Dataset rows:
☆ ☆ ☆ ☆ ☆ ☆ ☆

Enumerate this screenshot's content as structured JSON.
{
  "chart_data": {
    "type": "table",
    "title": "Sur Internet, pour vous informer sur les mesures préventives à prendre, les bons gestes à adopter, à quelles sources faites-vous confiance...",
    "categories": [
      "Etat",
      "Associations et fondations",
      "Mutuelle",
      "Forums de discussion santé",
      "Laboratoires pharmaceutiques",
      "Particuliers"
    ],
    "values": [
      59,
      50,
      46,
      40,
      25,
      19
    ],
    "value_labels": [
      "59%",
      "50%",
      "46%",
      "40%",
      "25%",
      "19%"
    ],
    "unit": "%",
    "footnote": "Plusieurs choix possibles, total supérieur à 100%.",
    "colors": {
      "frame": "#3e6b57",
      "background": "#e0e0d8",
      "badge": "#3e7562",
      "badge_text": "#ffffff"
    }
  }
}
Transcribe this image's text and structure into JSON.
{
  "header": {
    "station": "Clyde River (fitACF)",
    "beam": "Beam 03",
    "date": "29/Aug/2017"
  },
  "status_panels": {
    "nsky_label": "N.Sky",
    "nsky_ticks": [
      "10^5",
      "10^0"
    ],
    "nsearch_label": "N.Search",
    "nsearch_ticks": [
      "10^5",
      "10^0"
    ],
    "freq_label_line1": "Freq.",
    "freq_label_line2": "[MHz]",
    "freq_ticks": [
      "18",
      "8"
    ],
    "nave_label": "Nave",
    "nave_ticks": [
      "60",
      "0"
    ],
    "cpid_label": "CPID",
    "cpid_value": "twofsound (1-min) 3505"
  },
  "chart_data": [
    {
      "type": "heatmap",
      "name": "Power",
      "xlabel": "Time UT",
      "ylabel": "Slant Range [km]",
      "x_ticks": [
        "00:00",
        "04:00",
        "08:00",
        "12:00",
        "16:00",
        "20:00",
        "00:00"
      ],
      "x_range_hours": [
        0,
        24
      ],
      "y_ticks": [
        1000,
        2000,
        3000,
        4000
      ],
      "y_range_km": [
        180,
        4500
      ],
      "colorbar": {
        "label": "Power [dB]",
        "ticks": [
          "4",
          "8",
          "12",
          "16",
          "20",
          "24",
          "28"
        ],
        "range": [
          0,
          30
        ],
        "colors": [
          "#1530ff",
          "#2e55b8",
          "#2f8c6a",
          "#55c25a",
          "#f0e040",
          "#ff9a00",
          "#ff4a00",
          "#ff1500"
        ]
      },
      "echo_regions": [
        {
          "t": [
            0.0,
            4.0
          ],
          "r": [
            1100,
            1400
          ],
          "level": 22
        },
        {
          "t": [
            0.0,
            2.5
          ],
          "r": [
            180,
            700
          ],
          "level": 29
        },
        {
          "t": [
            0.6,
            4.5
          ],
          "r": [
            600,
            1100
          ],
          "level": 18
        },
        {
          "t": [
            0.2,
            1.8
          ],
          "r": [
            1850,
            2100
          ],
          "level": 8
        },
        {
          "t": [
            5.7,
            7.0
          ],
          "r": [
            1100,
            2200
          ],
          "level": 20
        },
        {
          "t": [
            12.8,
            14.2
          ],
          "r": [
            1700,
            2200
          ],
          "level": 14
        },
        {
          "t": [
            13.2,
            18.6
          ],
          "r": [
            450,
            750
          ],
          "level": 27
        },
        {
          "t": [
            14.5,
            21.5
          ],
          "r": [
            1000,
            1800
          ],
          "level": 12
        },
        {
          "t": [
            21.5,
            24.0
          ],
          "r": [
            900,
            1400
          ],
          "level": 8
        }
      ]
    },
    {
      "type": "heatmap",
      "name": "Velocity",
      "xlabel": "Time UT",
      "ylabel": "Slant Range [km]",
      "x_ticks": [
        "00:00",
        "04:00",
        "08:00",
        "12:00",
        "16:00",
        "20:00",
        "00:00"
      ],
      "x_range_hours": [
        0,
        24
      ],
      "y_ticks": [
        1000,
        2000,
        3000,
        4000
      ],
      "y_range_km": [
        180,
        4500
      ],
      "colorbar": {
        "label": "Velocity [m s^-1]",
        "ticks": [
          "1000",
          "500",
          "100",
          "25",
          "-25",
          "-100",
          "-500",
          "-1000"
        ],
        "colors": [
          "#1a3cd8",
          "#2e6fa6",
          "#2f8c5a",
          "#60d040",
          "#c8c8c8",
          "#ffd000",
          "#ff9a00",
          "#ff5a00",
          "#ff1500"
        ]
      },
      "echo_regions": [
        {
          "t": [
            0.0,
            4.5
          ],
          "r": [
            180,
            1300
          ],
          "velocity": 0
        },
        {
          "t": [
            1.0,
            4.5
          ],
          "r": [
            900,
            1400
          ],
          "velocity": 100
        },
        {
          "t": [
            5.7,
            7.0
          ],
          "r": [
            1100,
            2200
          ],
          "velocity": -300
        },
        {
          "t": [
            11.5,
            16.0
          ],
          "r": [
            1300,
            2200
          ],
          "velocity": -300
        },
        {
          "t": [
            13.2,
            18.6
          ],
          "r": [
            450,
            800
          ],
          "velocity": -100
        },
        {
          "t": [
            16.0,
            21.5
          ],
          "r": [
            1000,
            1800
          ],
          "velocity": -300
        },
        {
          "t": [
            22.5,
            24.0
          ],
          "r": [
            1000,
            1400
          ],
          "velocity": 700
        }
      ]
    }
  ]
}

☆ ☆ ☆ ☆ ☆ ☆ ☆

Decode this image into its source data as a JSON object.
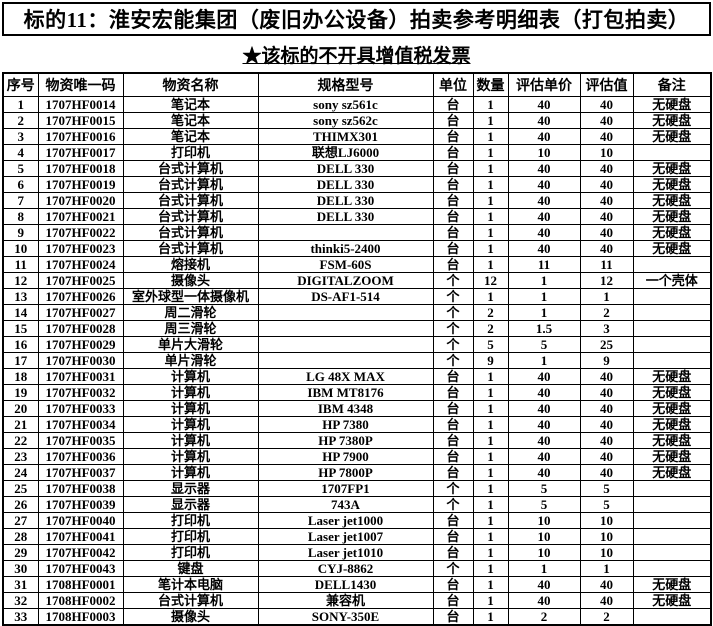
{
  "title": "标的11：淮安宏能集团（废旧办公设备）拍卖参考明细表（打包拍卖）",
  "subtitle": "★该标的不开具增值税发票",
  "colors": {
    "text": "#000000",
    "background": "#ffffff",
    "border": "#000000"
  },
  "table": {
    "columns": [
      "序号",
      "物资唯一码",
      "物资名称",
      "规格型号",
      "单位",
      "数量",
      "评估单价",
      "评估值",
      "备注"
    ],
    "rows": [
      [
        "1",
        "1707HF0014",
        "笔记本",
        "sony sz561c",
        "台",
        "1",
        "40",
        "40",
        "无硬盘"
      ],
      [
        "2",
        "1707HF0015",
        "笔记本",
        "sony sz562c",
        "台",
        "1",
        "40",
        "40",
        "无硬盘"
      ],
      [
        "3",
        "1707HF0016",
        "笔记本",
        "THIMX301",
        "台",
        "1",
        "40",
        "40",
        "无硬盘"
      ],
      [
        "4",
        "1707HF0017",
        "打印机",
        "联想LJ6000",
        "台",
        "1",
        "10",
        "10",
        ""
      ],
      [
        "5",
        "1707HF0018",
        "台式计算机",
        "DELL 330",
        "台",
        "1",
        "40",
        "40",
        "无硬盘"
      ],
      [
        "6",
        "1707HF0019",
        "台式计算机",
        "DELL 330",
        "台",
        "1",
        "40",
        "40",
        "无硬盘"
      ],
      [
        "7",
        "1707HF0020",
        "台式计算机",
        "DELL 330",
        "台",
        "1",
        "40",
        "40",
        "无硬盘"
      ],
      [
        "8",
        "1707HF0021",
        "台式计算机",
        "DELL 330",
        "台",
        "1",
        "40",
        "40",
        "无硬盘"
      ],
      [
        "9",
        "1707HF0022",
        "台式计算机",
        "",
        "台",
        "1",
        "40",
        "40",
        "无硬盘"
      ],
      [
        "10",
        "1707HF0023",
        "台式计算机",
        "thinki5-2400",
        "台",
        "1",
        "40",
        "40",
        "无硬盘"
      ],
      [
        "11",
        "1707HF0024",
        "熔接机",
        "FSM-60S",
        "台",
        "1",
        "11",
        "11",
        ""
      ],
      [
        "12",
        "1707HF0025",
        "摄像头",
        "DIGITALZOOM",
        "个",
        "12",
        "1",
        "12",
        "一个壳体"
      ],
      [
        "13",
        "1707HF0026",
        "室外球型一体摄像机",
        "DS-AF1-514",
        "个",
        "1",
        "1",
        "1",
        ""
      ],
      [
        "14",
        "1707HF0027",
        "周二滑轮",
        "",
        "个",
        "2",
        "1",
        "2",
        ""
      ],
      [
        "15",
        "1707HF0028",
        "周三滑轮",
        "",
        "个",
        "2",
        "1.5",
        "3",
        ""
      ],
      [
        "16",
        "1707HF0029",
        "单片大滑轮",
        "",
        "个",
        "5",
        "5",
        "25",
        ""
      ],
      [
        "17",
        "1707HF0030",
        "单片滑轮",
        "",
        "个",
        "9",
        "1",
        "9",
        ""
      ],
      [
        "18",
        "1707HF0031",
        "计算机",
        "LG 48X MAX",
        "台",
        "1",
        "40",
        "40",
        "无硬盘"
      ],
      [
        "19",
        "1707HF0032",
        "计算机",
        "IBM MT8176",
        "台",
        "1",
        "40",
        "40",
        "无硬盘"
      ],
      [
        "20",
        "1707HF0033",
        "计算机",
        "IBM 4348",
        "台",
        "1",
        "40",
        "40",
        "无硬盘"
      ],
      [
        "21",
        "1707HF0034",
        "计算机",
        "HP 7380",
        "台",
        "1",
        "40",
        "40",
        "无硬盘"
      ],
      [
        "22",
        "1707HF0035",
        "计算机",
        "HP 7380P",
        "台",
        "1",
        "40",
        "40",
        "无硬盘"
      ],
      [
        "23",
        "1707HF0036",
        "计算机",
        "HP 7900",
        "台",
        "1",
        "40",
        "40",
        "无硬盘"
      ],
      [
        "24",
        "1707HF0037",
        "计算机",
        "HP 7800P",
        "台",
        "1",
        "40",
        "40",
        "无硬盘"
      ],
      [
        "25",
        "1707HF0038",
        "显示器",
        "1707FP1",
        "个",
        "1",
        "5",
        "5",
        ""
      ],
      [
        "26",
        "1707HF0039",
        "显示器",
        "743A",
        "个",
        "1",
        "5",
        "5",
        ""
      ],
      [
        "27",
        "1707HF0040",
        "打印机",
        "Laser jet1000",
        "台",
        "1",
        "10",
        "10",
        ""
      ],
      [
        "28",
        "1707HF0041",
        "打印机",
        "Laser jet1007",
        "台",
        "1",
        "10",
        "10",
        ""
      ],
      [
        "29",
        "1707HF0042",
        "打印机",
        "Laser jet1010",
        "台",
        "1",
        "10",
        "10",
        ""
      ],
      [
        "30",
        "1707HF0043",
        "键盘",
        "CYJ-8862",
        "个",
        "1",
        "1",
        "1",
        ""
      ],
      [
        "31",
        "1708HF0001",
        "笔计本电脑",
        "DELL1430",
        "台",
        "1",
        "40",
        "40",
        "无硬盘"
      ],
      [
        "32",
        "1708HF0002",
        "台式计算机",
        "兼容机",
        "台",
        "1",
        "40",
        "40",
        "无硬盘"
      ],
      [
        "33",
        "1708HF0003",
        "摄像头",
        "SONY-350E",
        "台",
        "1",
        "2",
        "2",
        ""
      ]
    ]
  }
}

☆ ☆ ☆ ☆ ☆ ☆ ☆

Copy all the lines above that hold the string "background".

→ **THE RESPONSE**
      "background": "#e0e0d8",
    "background": "#ffffff",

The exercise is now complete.